## Exercise aim
Reproduce the text on physical quantities and units word for word, from "In order to" up to and including "these physical quantities.".

In order to gain a better understanding of the physical world, scientists use a process of investigation that follows a general cycle of observation, hypothesis, deduction, test and revision, sometimes referred to as the scientific method. Galileo Galilei, one of the earliest architects of this method, believed that the study of science had a strong logical basis that involved precise definitions of terms and physical quantities, and a mathematical structure to express relationships between these physical quantities.
In this section, we study a set of base physical quantities and units that can be used to derive all other physical quantities. These precisely defined quantities and units, with accompanying order-of-ten prefixes (e.g. milli, centi and kilo) can then be used to describe the interactions between objects in systems that range from celestial objects in space to sub-atomic particles.

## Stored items
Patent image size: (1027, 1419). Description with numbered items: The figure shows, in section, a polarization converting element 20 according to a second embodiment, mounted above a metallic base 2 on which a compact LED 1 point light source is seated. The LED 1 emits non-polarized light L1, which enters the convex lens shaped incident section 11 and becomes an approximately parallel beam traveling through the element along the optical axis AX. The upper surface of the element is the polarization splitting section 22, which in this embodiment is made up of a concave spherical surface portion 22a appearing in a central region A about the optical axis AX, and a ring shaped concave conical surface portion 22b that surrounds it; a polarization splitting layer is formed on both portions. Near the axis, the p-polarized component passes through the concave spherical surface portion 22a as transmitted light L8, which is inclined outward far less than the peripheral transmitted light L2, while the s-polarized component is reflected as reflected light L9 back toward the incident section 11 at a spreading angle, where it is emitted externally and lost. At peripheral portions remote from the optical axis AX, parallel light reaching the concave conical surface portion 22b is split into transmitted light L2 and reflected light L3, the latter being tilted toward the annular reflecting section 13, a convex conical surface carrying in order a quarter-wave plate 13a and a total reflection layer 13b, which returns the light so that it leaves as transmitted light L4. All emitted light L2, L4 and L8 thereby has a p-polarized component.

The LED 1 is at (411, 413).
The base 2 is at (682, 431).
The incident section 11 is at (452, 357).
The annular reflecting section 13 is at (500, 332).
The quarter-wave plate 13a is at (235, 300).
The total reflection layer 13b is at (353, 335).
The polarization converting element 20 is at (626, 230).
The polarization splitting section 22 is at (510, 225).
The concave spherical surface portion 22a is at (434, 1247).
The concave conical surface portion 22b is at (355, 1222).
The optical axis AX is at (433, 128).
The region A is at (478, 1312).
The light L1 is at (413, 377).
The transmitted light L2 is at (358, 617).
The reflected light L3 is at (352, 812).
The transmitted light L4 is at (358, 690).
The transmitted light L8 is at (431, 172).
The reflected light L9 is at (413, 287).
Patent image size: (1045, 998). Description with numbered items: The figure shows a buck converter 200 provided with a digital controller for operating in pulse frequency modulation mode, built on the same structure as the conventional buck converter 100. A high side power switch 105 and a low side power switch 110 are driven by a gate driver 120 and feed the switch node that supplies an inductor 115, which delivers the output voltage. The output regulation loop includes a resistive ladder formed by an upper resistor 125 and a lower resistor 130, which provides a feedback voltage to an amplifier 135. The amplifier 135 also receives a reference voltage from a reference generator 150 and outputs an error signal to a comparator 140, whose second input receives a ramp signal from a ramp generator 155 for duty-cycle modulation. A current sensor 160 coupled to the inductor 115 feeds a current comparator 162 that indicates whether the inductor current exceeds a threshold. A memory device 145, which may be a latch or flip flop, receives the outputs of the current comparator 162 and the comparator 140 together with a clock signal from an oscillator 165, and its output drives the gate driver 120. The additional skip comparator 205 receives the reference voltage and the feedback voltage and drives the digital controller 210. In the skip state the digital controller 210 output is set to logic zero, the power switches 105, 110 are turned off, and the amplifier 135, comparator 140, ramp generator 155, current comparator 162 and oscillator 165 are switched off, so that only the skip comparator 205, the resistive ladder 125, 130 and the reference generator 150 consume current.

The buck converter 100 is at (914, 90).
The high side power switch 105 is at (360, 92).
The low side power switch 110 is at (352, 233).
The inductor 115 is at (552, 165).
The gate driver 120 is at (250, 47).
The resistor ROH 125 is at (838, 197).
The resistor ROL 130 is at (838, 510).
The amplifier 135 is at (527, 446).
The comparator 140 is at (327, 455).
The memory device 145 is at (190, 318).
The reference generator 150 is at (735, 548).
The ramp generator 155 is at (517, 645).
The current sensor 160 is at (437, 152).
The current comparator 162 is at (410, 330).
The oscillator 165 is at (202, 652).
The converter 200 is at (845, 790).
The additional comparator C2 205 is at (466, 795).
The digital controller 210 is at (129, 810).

## Response to this exercise
In order to gain a better understanding of the physical world, scientists use a process of investigation that follows a general cycle of observation, hypothesis, deduction, test and revision, sometimes referred to as the scientific method. Galileo Galilei, one of the earliest architects of this method, believed that the study of science had a strong logical basis that involved precise definitions of terms and physical quantities, and a mathematical structure to express relationships between these physical quantities.